= Exercise details =
The entries need to be copied exactly.

_ _ _

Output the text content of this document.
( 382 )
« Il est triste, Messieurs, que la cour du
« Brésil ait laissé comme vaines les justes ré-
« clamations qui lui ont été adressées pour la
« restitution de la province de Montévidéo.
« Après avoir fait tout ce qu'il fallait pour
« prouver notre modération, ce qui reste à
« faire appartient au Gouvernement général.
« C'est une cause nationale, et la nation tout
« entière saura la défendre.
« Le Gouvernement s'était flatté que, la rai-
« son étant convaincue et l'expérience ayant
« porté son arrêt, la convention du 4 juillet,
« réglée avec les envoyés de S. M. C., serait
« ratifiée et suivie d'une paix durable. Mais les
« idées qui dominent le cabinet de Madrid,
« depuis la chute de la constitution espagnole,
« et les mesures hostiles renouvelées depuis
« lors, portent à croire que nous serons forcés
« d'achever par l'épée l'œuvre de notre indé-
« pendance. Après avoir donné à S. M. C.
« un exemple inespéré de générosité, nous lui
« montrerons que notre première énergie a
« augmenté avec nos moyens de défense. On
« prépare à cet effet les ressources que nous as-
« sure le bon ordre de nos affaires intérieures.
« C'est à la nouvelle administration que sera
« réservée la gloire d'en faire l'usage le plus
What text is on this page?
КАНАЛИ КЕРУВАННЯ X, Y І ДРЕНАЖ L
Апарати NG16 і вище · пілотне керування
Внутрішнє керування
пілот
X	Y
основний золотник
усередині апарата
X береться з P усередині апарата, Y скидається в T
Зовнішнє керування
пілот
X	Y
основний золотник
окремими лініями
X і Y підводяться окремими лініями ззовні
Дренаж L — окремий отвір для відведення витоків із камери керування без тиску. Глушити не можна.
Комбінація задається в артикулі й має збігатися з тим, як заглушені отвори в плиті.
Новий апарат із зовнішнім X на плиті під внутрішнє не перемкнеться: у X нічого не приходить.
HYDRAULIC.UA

_ _ _

= Full solution =
Output the text content of this document.
( 382 )
« Il est triste, Messieurs, que la cour du
« Brésil ait laissé comme vaines les justes ré-
« clamations qui lui ont été adressées pour la
« restitution de la province de Montévidéo.
« Après avoir fait tout ce qu'il fallait pour
« prouver notre modération, ce qui reste à
« faire appartient au Gouvernement général.
« C'est une cause nationale, et la nation tout
« entière saura la défendre.
« Le Gouvernement s'était flatté que, la rai-
« son étant convaincue et l'expérience ayant
« porté son arrêt, la convention du 4 juillet,
« réglée avec les envoyés de S. M. C., serait
« ratifiée et suivie d'une paix durable. Mais les
« idées qui dominent le cabinet de Madrid,
« depuis la chute de la constitution espagnole,
« et les mesures hostiles renouvelées depuis
« lors, portent à croire que nous serons forcés
« d'achever par l'épée l'œuvre de notre indé-
« pendance. Après avoir donné à S. M. C.
« un exemple inespéré de générosité, nous lui
« montrerons que notre première énergie a
« augmenté avec nos moyens de défense. On
« prépare à cet effet les ressources que nous as-
« sure le bon ordre de nos affaires intérieures.
« C'est à la nouvelle administration que sera
« réservée la gloire d'en faire l'usage le plus
What text is on this page?
КАНАЛИ КЕРУВАННЯ X, Y І ДРЕНАЖ L
Апарати NG16 і вище · пілотне керування
Внутрішнє керування
пілот
X	Y
основний золотник
усередині апарата
X береться з P усередині апарата, Y скидається в T
Зовнішнє керування
пілот
X	Y
основний золотник
окремими лініями
X і Y підводяться окремими лініями ззовні
Дренаж L — окремий отвір для відведення витоків із камери керування без тиску. Глушити не можна.
Комбінація задається в артикулі й має збігатися з тим, як заглушені отвори в плиті.
Новий апарат із зовнішнім X на плиті під внутрішнє не перемкнеться: у X нічого не приходить.
HYDRAULIC.UA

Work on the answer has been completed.